## [Written instruction]
Restate the whole listing word for word. Pictures are left out.

** start of Provided entries **

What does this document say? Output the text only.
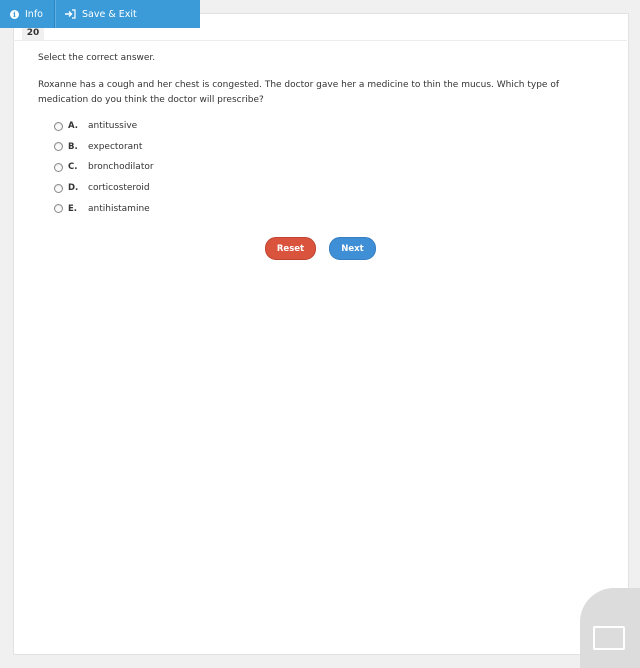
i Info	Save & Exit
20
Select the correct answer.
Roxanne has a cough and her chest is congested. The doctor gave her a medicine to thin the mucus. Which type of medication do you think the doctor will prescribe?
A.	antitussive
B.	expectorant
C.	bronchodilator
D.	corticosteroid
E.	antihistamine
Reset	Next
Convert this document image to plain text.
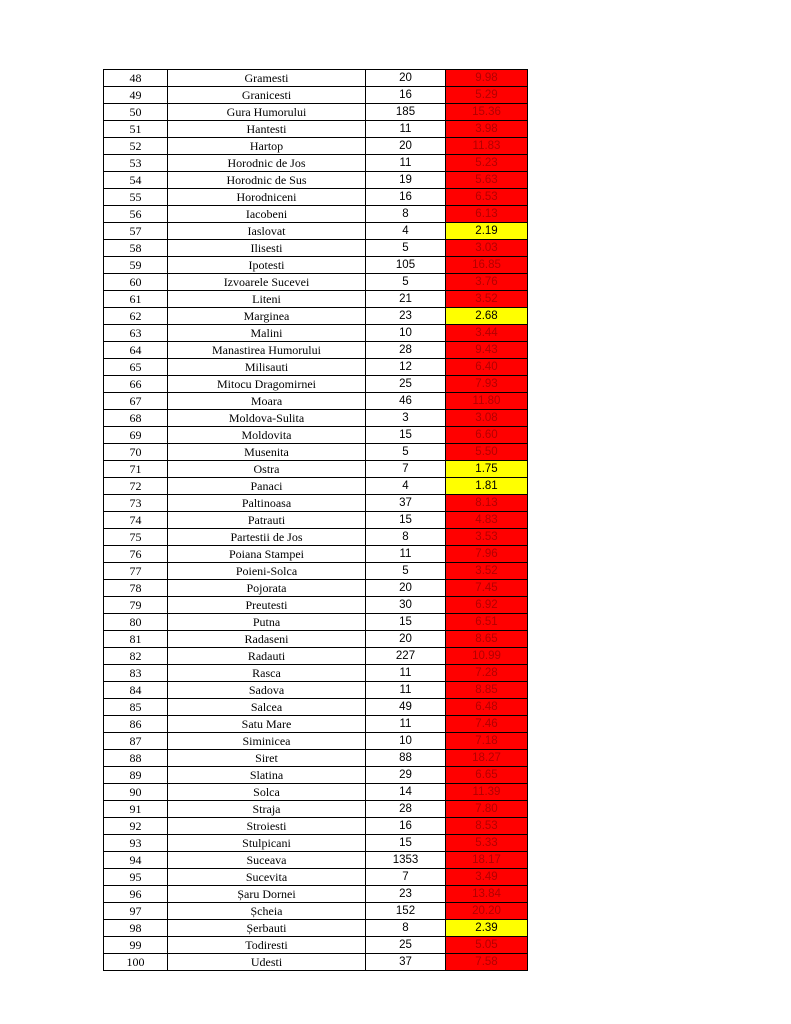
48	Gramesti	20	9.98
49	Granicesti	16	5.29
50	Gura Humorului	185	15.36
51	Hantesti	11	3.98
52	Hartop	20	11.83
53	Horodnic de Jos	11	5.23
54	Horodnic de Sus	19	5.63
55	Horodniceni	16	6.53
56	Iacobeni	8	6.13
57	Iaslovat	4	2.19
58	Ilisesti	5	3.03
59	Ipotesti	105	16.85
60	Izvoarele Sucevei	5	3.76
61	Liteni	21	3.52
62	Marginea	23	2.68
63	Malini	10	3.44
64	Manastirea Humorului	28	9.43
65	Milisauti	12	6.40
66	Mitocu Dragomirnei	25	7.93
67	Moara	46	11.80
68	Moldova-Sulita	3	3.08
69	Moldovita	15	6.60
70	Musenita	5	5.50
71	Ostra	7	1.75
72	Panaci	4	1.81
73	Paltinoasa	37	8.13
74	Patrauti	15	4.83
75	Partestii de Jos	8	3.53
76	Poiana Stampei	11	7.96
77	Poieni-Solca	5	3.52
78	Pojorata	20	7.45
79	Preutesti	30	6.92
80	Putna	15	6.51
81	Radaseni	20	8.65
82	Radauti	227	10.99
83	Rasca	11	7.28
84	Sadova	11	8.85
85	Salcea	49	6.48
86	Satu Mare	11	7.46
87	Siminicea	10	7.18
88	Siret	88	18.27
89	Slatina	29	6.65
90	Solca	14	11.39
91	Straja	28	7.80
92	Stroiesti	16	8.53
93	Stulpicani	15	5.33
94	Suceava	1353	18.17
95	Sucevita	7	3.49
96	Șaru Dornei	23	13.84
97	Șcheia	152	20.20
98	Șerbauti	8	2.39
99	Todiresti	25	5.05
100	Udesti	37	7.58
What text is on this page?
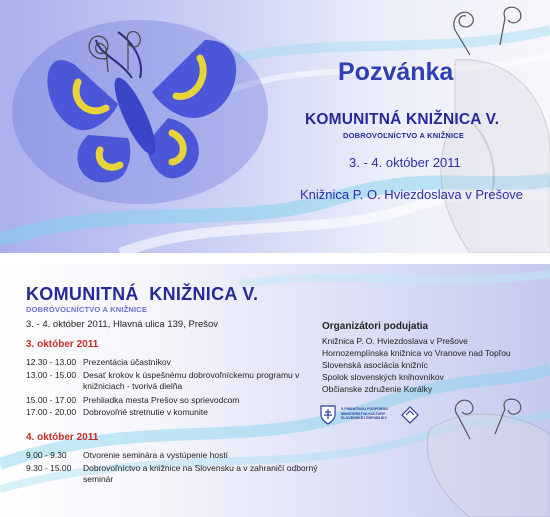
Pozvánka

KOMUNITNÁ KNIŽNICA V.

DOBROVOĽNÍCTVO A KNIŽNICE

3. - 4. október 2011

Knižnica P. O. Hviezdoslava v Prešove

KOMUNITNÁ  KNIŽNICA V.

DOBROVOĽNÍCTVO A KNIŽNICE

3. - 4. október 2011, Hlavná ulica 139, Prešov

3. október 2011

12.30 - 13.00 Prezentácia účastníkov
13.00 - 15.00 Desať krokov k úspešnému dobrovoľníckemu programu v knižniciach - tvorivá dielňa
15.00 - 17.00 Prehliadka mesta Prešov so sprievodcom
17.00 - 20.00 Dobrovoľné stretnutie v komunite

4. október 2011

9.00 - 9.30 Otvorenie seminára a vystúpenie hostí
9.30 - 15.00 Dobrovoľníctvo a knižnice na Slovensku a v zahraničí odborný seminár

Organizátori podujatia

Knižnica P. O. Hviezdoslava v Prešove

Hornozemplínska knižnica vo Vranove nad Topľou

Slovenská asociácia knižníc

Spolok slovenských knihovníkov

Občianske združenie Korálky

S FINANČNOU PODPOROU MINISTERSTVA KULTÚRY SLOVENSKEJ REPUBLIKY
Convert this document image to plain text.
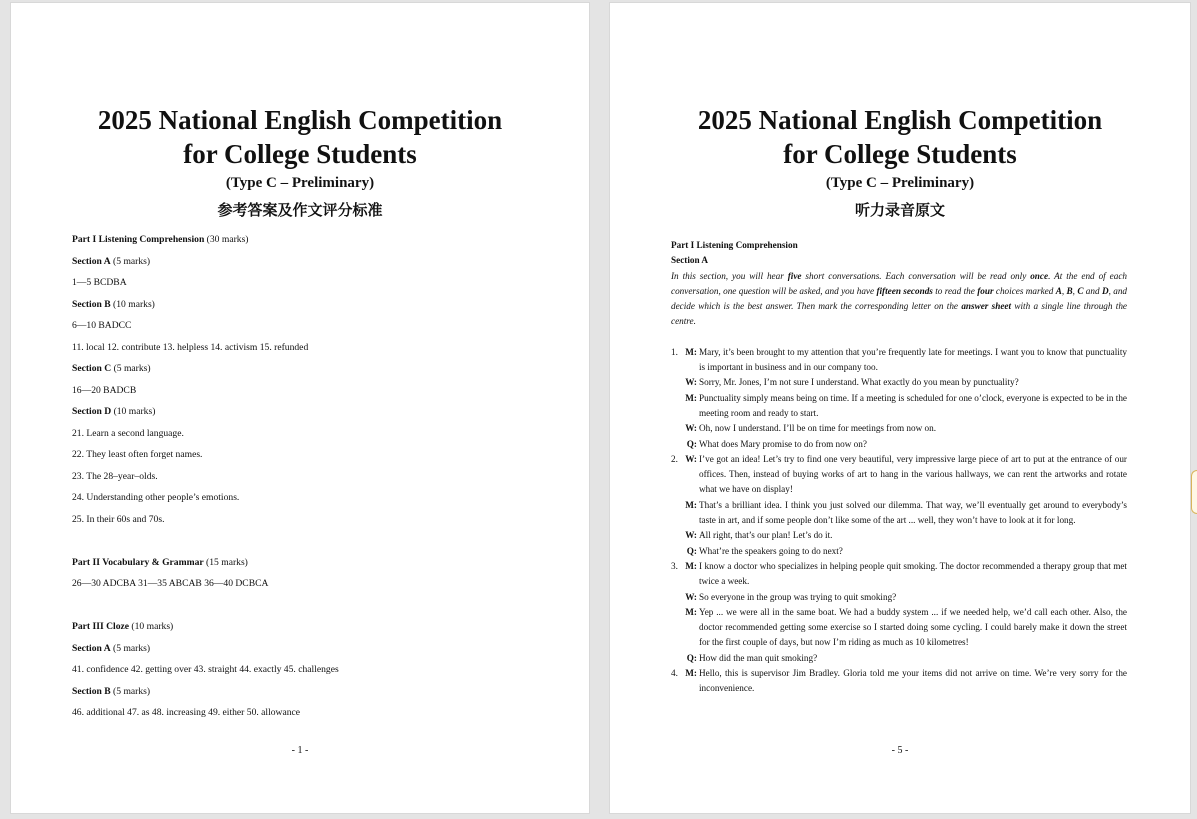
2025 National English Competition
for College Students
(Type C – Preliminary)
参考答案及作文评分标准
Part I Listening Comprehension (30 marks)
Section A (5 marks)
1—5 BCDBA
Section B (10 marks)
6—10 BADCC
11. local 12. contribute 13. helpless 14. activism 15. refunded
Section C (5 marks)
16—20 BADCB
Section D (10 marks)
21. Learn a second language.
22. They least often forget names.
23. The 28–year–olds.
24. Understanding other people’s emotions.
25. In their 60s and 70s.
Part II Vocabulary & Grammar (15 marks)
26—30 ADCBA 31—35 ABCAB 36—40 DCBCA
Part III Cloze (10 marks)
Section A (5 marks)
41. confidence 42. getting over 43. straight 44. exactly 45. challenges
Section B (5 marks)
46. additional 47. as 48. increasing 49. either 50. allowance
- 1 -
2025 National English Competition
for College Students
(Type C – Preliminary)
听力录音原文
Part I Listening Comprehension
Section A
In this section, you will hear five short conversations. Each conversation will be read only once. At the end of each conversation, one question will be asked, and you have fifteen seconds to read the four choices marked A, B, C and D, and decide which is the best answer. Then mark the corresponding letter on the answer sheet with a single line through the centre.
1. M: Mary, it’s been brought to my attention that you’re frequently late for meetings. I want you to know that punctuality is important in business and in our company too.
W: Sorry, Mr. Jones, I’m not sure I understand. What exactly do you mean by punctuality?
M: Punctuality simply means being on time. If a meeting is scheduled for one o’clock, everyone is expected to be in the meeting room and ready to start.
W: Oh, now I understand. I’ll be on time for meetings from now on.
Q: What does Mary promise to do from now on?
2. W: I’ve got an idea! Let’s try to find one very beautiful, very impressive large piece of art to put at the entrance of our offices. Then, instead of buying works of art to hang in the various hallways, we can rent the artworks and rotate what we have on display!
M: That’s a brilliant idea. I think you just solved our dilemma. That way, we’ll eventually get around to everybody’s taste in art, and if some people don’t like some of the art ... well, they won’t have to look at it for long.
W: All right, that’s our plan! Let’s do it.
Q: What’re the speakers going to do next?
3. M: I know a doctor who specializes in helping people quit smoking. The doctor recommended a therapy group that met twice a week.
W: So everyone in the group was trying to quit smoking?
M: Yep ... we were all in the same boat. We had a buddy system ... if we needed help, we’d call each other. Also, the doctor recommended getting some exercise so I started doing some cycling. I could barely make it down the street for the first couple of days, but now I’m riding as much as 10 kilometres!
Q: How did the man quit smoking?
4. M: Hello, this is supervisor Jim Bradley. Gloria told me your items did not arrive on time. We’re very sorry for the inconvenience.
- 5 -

** end of Provided entries **

## [Complete response]
What does this document say? Output the text only.
i Info	Save & Exit
20
Select the correct answer.
Roxanne has a cough and her chest is congested. The doctor gave her a medicine to thin the mucus. Which type of medication do you think the doctor will prescribe?
A.	antitussive
B.	expectorant
C.	bronchodilator
D.	corticosteroid
E.	antihistamine
Reset	Next
Convert this document image to plain text.
48	Gramesti	20	9.98
49	Granicesti	16	5.29
50	Gura Humorului	185	15.36
51	Hantesti	11	3.98
52	Hartop	20	11.83
53	Horodnic de Jos	11	5.23
54	Horodnic de Sus	19	5.63
55	Horodniceni	16	6.53
56	Iacobeni	8	6.13
57	Iaslovat	4	2.19
58	Ilisesti	5	3.03
59	Ipotesti	105	16.85
60	Izvoarele Sucevei	5	3.76
61	Liteni	21	3.52
62	Marginea	23	2.68
63	Malini	10	3.44
64	Manastirea Humorului	28	9.43
65	Milisauti	12	6.40
66	Mitocu Dragomirnei	25	7.93
67	Moara	46	11.80
68	Moldova-Sulita	3	3.08
69	Moldovita	15	6.60
70	Musenita	5	5.50
71	Ostra	7	1.75
72	Panaci	4	1.81
73	Paltinoasa	37	8.13
74	Patrauti	15	4.83
75	Partestii de Jos	8	3.53
76	Poiana Stampei	11	7.96
77	Poieni-Solca	5	3.52
78	Pojorata	20	7.45
79	Preutesti	30	6.92
80	Putna	15	6.51
81	Radaseni	20	8.65
82	Radauti	227	10.99
83	Rasca	11	7.28
84	Sadova	11	8.85
85	Salcea	49	6.48
86	Satu Mare	11	7.46
87	Siminicea	10	7.18
88	Siret	88	18.27
89	Slatina	29	6.65
90	Solca	14	11.39
91	Straja	28	7.80
92	Stroiesti	16	8.53
93	Stulpicani	15	5.33
94	Suceava	1353	18.17
95	Sucevita	7	3.49
96	Șaru Dornei	23	13.84
97	Șcheia	152	20.20
98	Șerbauti	8	2.39
99	Todiresti	25	5.05
100	Udesti	37	7.58
What text is on this page?
Pozvánka

KOMUNITNÁ KNIŽNICA V.

DOBROVOĽNÍCTVO A KNIŽNICE

3. - 4. október 2011

Knižnica P. O. Hviezdoslava v Prešove

KOMUNITNÁ  KNIŽNICA V.

DOBROVOĽNÍCTVO A KNIŽNICE

3. - 4. október 2011, Hlavná ulica 139, Prešov

3. október 2011

12.30 - 13.00 Prezentácia účastníkov
13.00 - 15.00 Desať krokov k úspešnému dobrovoľníckemu programu v knižniciach - tvorivá dielňa
15.00 - 17.00 Prehliadka mesta Prešov so sprievodcom
17.00 - 20.00 Dobrovoľné stretnutie v komunite

4. október 2011

9.00 - 9.30 Otvorenie seminára a vystúpenie hostí
9.30 - 15.00 Dobrovoľníctvo a knižnice na Slovensku a v zahraničí odborný seminár

Organizátori podujatia

Knižnica P. O. Hviezdoslava v Prešove

Hornozemplínska knižnica vo Vranove nad Topľou

Slovenská asociácia knižníc

Spolok slovenských knihovníkov

Občianske združenie Korálky

S FINANČNOU PODPOROU MINISTERSTVA KULTÚRY SLOVENSKEJ REPUBLIKY
Convert this document image to plain text.
2025 National English Competition
for College Students
(Type C – Preliminary)
参考答案及作文评分标准
Part I Listening Comprehension (30 marks)
Section A (5 marks)
1—5 BCDBA
Section B (10 marks)
6—10 BADCC
11. local 12. contribute 13. helpless 14. activism 15. refunded
Section C (5 marks)
16—20 BADCB
Section D (10 marks)
21. Learn a second language.
22. They least often forget names.
23. The 28–year–olds.
24. Understanding other people’s emotions.
25. In their 60s and 70s.
Part II Vocabulary & Grammar (15 marks)
26—30 ADCBA 31—35 ABCAB 36—40 DCBCA
Part III Cloze (10 marks)
Section A (5 marks)
41. confidence 42. getting over 43. straight 44. exactly 45. challenges
Section B (5 marks)
46. additional 47. as 48. increasing 49. either 50. allowance
- 1 -
2025 National English Competition
for College Students
(Type C – Preliminary)
听力录音原文
Part I Listening Comprehension
Section A
In this section, you will hear five short conversations. Each conversation will be read only once. At the end of each conversation, one question will be asked, and you have fifteen seconds to read the four choices marked A, B, C and D, and decide which is the best answer. Then mark the corresponding letter on the answer sheet with a single line through the centre.
1. M: Mary, it’s been brought to my attention that you’re frequently late for meetings. I want you to know that punctuality is important in business and in our company too.
W: Sorry, Mr. Jones, I’m not sure I understand. What exactly do you mean by punctuality?
M: Punctuality simply means being on time. If a meeting is scheduled for one o’clock, everyone is expected to be in the meeting room and ready to start.
W: Oh, now I understand. I’ll be on time for meetings from now on.
Q: What does Mary promise to do from now on?
2. W: I’ve got an idea! Let’s try to find one very beautiful, very impressive large piece of art to put at the entrance of our offices. Then, instead of buying works of art to hang in the various hallways, we can rent the artworks and rotate what we have on display!
M: That’s a brilliant idea. I think you just solved our dilemma. That way, we’ll eventually get around to everybody’s taste in art, and if some people don’t like some of the art ... well, they won’t have to look at it for long.
W: All right, that’s our plan! Let’s do it.
Q: What’re the speakers going to do next?
3. M: I know a doctor who specializes in helping people quit smoking. The doctor recommended a therapy group that met twice a week.
W: So everyone in the group was trying to quit smoking?
M: Yep ... we were all in the same boat. We had a buddy system ... if we needed help, we’d call each other. Also, the doctor recommended getting some exercise so I started doing some cycling. I could barely make it down the street for the first couple of days, but now I’m riding as much as 10 kilometres!
Q: How did the man quit smoking?
4. M: Hello, this is supervisor Jim Bradley. Gloria told me your items did not arrive on time. We’re very sorry for the inconvenience.
- 5 -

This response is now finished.